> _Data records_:
# # # # # # #

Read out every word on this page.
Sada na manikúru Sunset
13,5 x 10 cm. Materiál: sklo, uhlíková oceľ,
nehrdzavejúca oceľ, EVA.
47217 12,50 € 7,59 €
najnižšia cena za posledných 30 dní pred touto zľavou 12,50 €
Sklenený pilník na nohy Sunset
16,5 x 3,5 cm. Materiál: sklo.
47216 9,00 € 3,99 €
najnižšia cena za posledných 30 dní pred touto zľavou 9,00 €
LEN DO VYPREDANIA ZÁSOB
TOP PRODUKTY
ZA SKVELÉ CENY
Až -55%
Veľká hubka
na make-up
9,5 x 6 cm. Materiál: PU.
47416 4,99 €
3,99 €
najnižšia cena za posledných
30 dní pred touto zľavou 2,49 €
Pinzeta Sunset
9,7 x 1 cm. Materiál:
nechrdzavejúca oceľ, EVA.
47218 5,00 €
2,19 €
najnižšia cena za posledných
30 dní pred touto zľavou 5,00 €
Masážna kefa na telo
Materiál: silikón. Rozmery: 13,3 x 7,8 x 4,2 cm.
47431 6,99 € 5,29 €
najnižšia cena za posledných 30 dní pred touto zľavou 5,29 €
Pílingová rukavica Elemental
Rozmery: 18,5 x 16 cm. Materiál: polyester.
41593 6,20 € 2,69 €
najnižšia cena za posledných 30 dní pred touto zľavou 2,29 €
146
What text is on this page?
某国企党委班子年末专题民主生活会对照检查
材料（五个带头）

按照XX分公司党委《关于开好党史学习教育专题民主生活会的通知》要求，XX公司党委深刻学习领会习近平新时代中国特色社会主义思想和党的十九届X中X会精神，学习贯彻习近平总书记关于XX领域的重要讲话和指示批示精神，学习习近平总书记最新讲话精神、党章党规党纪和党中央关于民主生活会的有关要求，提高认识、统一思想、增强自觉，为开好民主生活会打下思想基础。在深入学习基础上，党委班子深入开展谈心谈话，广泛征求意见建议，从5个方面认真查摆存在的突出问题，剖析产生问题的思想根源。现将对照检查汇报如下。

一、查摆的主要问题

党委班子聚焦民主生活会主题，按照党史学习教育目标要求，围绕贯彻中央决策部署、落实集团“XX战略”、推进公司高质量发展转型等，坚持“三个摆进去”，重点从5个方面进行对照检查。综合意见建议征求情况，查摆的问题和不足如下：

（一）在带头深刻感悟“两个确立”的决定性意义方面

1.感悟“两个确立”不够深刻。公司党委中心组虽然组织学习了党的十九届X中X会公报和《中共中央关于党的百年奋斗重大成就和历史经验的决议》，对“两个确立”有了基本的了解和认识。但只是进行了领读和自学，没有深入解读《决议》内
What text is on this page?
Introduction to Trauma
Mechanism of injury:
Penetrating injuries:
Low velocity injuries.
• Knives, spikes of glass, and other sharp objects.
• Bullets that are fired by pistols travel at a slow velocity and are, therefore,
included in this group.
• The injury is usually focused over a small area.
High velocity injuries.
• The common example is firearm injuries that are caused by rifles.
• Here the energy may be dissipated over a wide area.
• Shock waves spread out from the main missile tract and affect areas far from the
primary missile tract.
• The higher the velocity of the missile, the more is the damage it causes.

# # # # # # #

> _Exercise brief_:
The records above should be duplicated in full, exactly as given.

> _Output below_:
Read out every word on this page.
Sada na manikúru Sunset
13,5 x 10 cm. Materiál: sklo, uhlíková oceľ,
nehrdzavejúca oceľ, EVA.
47217 12,50 € 7,59 €
najnižšia cena za posledných 30 dní pred touto zľavou 12,50 €
Sklenený pilník na nohy Sunset
16,5 x 3,5 cm. Materiál: sklo.
47216 9,00 € 3,99 €
najnižšia cena za posledných 30 dní pred touto zľavou 9,00 €
LEN DO VYPREDANIA ZÁSOB
TOP PRODUKTY
ZA SKVELÉ CENY
Až -55%
Veľká hubka
na make-up
9,5 x 6 cm. Materiál: PU.
47416 4,99 €
3,99 €
najnižšia cena za posledných
30 dní pred touto zľavou 2,49 €
Pinzeta Sunset
9,7 x 1 cm. Materiál:
nechrdzavejúca oceľ, EVA.
47218 5,00 €
2,19 €
najnižšia cena za posledných
30 dní pred touto zľavou 5,00 €
Masážna kefa na telo
Materiál: silikón. Rozmery: 13,3 x 7,8 x 4,2 cm.
47431 6,99 € 5,29 €
najnižšia cena za posledných 30 dní pred touto zľavou 5,29 €
Pílingová rukavica Elemental
Rozmery: 18,5 x 16 cm. Materiál: polyester.
41593 6,20 € 2,69 €
najnižšia cena za posledných 30 dní pred touto zľavou 2,29 €
146
What text is on this page?
某国企党委班子年末专题民主生活会对照检查
材料（五个带头）

按照XX分公司党委《关于开好党史学习教育专题民主生活会的通知》要求，XX公司党委深刻学习领会习近平新时代中国特色社会主义思想和党的十九届X中X会精神，学习贯彻习近平总书记关于XX领域的重要讲话和指示批示精神，学习习近平总书记最新讲话精神、党章党规党纪和党中央关于民主生活会的有关要求，提高认识、统一思想、增强自觉，为开好民主生活会打下思想基础。在深入学习基础上，党委班子深入开展谈心谈话，广泛征求意见建议，从5个方面认真查摆存在的突出问题，剖析产生问题的思想根源。现将对照检查汇报如下。

一、查摆的主要问题

党委班子聚焦民主生活会主题，按照党史学习教育目标要求，围绕贯彻中央决策部署、落实集团“XX战略”、推进公司高质量发展转型等，坚持“三个摆进去”，重点从5个方面进行对照检查。综合意见建议征求情况，查摆的问题和不足如下：

（一）在带头深刻感悟“两个确立”的决定性意义方面

1.感悟“两个确立”不够深刻。公司党委中心组虽然组织学习了党的十九届X中X会公报和《中共中央关于党的百年奋斗重大成就和历史经验的决议》，对“两个确立”有了基本的了解和认识。但只是进行了领读和自学，没有深入解读《决议》内
What text is on this page?
Introduction to Trauma
Mechanism of injury:
Penetrating injuries:
Low velocity injuries.
• Knives, spikes of glass, and other sharp objects.
• Bullets that are fired by pistols travel at a slow velocity and are, therefore,
included in this group.
• The injury is usually focused over a small area.
High velocity injuries.
• The common example is firearm injuries that are caused by rifles.
• Here the energy may be dissipated over a wide area.
• Shock waves spread out from the main missile tract and affect areas far from the
primary missile tract.
• The higher the velocity of the missile, the more is the damage it causes.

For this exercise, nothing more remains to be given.